Exercise instructions
Locate all lines in the data below that hold "Corporate" and show them.

^^^^

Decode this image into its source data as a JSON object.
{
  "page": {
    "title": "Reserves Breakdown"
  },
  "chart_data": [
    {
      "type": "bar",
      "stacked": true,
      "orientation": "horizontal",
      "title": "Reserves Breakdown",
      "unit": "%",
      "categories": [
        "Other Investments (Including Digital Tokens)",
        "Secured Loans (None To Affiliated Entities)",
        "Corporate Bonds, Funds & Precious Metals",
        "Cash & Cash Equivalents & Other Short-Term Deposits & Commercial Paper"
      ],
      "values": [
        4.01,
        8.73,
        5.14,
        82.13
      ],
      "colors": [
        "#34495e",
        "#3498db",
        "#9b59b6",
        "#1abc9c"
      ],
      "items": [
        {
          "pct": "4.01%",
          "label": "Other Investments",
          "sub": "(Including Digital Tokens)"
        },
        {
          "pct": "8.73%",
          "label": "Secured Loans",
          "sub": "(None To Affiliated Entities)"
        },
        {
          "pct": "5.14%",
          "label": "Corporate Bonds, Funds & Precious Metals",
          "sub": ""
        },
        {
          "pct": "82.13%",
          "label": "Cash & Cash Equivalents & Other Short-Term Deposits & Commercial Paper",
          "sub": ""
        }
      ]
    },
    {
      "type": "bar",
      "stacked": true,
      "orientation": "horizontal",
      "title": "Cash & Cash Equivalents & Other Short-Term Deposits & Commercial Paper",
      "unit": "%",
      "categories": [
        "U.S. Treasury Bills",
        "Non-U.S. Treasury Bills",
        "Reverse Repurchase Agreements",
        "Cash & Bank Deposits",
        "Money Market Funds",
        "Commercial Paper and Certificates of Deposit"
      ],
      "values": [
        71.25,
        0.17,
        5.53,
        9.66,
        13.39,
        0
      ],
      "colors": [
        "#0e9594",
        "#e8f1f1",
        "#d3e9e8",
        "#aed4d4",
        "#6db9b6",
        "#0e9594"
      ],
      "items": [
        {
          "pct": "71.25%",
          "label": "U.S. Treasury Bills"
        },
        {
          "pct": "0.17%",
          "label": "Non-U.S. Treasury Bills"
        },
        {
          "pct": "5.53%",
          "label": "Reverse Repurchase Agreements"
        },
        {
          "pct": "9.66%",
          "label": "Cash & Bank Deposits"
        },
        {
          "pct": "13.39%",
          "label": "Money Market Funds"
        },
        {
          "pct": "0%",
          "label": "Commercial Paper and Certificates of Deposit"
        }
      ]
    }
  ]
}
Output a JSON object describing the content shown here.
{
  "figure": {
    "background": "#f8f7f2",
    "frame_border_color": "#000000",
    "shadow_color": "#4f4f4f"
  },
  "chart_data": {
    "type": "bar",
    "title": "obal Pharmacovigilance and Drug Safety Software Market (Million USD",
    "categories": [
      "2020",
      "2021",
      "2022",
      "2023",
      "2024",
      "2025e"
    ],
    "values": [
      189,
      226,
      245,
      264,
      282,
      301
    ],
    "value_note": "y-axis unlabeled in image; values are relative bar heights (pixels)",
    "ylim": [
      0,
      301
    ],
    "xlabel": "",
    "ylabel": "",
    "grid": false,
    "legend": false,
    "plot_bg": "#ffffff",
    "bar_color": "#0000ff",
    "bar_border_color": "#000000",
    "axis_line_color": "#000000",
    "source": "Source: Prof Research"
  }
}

^^^^

Expected answer
        "Corporate Bonds, Funds & Precious Metals",
          "label": "Corporate Bonds, Funds & Precious Metals",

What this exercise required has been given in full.